* _Required task_: Find the lines that contain the word "them" and copy each one.

* _Supplied data_:
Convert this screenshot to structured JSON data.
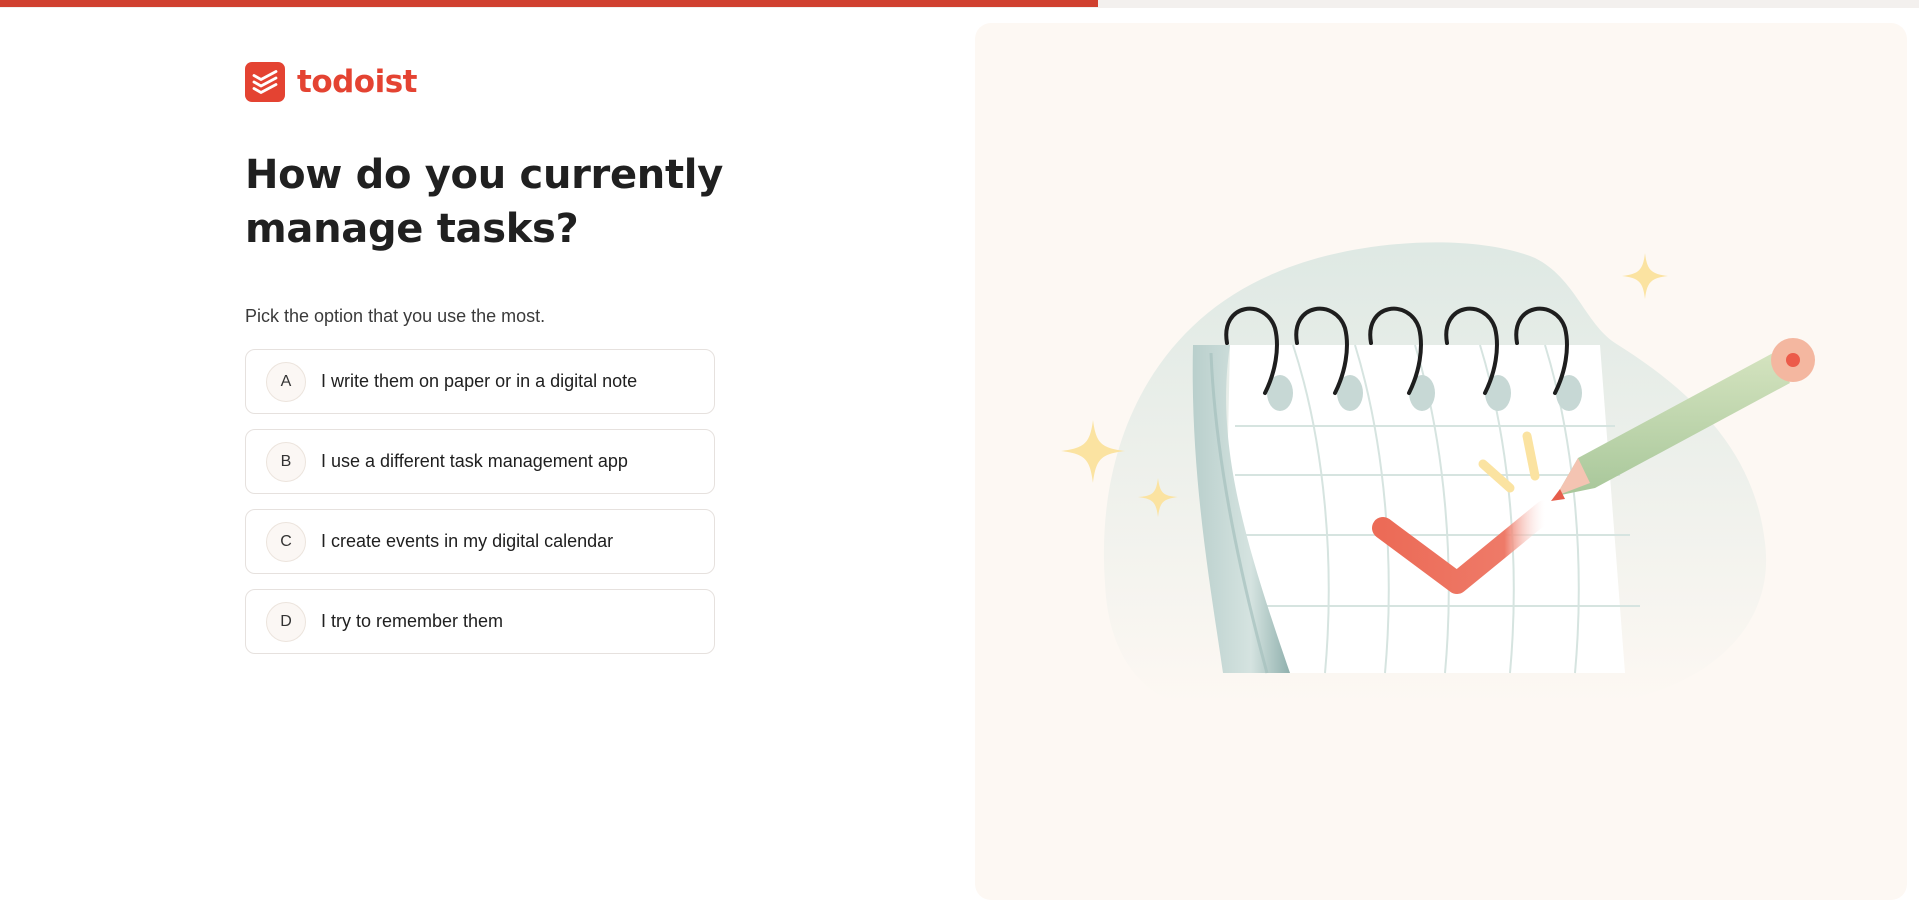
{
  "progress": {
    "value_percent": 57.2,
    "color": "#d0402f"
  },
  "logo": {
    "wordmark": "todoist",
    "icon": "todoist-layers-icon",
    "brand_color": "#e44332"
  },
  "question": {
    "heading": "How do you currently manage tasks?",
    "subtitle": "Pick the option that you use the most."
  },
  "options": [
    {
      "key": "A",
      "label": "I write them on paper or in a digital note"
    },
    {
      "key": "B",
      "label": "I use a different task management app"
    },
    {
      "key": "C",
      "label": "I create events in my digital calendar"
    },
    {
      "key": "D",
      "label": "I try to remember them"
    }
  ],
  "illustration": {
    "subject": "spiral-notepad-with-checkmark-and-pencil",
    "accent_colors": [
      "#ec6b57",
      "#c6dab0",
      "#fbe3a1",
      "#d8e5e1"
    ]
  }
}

...

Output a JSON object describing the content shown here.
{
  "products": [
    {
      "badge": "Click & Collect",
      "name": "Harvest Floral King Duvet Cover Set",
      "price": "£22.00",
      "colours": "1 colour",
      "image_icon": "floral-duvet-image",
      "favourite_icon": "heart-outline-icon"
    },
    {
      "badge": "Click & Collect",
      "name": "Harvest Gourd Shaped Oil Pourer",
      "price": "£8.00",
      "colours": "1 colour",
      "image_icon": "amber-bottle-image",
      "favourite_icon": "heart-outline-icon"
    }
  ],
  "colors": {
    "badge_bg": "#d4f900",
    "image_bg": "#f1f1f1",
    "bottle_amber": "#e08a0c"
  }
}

* _Solution_:
      "label": "I write them on paper or in a digital note"
      "label": "I try to remember them"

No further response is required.